**DATA SHOWN:**

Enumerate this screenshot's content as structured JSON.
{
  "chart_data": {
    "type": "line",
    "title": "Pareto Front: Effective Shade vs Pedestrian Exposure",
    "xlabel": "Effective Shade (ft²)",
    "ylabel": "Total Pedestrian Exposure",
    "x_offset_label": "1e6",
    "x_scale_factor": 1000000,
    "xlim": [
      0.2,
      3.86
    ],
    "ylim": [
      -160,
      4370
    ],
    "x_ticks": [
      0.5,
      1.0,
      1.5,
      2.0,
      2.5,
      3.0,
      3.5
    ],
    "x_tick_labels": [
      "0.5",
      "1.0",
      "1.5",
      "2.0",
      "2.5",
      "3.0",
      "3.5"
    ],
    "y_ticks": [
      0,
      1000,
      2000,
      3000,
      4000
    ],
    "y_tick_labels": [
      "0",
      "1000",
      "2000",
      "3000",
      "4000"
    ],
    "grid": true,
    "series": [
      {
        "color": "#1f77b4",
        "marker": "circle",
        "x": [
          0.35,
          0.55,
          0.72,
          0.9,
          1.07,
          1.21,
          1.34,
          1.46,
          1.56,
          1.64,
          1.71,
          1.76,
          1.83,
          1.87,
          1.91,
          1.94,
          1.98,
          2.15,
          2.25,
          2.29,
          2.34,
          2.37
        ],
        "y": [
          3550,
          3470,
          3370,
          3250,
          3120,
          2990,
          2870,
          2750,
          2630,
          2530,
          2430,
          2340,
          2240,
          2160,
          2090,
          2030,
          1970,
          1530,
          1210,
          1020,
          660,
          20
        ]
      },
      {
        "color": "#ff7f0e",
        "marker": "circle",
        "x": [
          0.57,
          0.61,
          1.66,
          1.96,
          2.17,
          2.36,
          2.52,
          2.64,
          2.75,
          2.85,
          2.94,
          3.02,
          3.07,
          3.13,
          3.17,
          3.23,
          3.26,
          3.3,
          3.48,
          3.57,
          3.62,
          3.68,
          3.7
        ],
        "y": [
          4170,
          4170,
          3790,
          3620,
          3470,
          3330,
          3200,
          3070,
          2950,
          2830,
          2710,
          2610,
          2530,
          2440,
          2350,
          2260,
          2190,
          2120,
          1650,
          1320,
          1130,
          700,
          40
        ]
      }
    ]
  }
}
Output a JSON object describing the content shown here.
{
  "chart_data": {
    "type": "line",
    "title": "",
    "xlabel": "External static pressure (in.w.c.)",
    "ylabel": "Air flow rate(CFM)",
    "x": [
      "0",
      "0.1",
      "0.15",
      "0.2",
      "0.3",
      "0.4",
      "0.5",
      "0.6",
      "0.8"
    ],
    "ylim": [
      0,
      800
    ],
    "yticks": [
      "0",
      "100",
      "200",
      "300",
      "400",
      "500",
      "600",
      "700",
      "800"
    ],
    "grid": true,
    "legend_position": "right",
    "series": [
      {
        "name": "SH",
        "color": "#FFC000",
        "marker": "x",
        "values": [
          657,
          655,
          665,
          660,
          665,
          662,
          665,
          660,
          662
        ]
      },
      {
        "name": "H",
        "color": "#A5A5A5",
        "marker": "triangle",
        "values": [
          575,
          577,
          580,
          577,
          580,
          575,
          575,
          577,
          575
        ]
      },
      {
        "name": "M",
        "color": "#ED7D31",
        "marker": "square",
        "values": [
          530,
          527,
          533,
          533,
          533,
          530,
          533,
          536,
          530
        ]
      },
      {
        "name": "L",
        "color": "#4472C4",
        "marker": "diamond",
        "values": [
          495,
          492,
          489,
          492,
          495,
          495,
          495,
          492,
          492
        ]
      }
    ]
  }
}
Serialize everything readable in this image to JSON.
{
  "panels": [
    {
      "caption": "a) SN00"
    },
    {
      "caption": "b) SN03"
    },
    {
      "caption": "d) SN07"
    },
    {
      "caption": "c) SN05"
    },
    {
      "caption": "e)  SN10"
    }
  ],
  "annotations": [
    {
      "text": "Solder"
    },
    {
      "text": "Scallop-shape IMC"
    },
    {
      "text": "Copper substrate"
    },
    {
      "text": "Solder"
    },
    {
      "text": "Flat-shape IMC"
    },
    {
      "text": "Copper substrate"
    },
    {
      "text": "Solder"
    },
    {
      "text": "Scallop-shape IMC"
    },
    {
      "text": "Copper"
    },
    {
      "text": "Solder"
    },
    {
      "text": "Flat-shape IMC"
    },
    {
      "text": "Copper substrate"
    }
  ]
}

**AIM:**
Write out every line of the records exactly.

**SOLUTION FOR THIS PROBLEM:**
Enumerate this screenshot's content as structured JSON.
{
  "chart_data": {
    "type": "line",
    "title": "Pareto Front: Effective Shade vs Pedestrian Exposure",
    "xlabel": "Effective Shade (ft²)",
    "ylabel": "Total Pedestrian Exposure",
    "x_offset_label": "1e6",
    "x_scale_factor": 1000000,
    "xlim": [
      0.2,
      3.86
    ],
    "ylim": [
      -160,
      4370
    ],
    "x_ticks": [
      0.5,
      1.0,
      1.5,
      2.0,
      2.5,
      3.0,
      3.5
    ],
    "x_tick_labels": [
      "0.5",
      "1.0",
      "1.5",
      "2.0",
      "2.5",
      "3.0",
      "3.5"
    ],
    "y_ticks": [
      0,
      1000,
      2000,
      3000,
      4000
    ],
    "y_tick_labels": [
      "0",
      "1000",
      "2000",
      "3000",
      "4000"
    ],
    "grid": true,
    "series": [
      {
        "color": "#1f77b4",
        "marker": "circle",
        "x": [
          0.35,
          0.55,
          0.72,
          0.9,
          1.07,
          1.21,
          1.34,
          1.46,
          1.56,
          1.64,
          1.71,
          1.76,
          1.83,
          1.87,
          1.91,
          1.94,
          1.98,
          2.15,
          2.25,
          2.29,
          2.34,
          2.37
        ],
        "y": [
          3550,
          3470,
          3370,
          3250,
          3120,
          2990,
          2870,
          2750,
          2630,
          2530,
          2430,
          2340,
          2240,
          2160,
          2090,
          2030,
          1970,
          1530,
          1210,
          1020,
          660,
          20
        ]
      },
      {
        "color": "#ff7f0e",
        "marker": "circle",
        "x": [
          0.57,
          0.61,
          1.66,
          1.96,
          2.17,
          2.36,
          2.52,
          2.64,
          2.75,
          2.85,
          2.94,
          3.02,
          3.07,
          3.13,
          3.17,
          3.23,
          3.26,
          3.3,
          3.48,
          3.57,
          3.62,
          3.68,
          3.7
        ],
        "y": [
          4170,
          4170,
          3790,
          3620,
          3470,
          3330,
          3200,
          3070,
          2950,
          2830,
          2710,
          2610,
          2530,
          2440,
          2350,
          2260,
          2190,
          2120,
          1650,
          1320,
          1130,
          700,
          40
        ]
      }
    ]
  }
}
Output a JSON object describing the content shown here.
{
  "chart_data": {
    "type": "line",
    "title": "",
    "xlabel": "External static pressure (in.w.c.)",
    "ylabel": "Air flow rate(CFM)",
    "x": [
      "0",
      "0.1",
      "0.15",
      "0.2",
      "0.3",
      "0.4",
      "0.5",
      "0.6",
      "0.8"
    ],
    "ylim": [
      0,
      800
    ],
    "yticks": [
      "0",
      "100",
      "200",
      "300",
      "400",
      "500",
      "600",
      "700",
      "800"
    ],
    "grid": true,
    "legend_position": "right",
    "series": [
      {
        "name": "SH",
        "color": "#FFC000",
        "marker": "x",
        "values": [
          657,
          655,
          665,
          660,
          665,
          662,
          665,
          660,
          662
        ]
      },
      {
        "name": "H",
        "color": "#A5A5A5",
        "marker": "triangle",
        "values": [
          575,
          577,
          580,
          577,
          580,
          575,
          575,
          577,
          575
        ]
      },
      {
        "name": "M",
        "color": "#ED7D31",
        "marker": "square",
        "values": [
          530,
          527,
          533,
          533,
          533,
          530,
          533,
          536,
          530
        ]
      },
      {
        "name": "L",
        "color": "#4472C4",
        "marker": "diamond",
        "values": [
          495,
          492,
          489,
          492,
          495,
          495,
          495,
          492,
          492
        ]
      }
    ]
  }
}
Serialize everything readable in this image to JSON.
{
  "panels": [
    {
      "caption": "a) SN00"
    },
    {
      "caption": "b) SN03"
    },
    {
      "caption": "d) SN07"
    },
    {
      "caption": "c) SN05"
    },
    {
      "caption": "e)  SN10"
    }
  ],
  "annotations": [
    {
      "text": "Solder"
    },
    {
      "text": "Scallop-shape IMC"
    },
    {
      "text": "Copper substrate"
    },
    {
      "text": "Solder"
    },
    {
      "text": "Flat-shape IMC"
    },
    {
      "text": "Copper substrate"
    },
    {
      "text": "Solder"
    },
    {
      "text": "Scallop-shape IMC"
    },
    {
      "text": "Copper"
    },
    {
      "text": "Solder"
    },
    {
      "text": "Flat-shape IMC"
    },
    {
      "text": "Copper substrate"
    }
  ]
}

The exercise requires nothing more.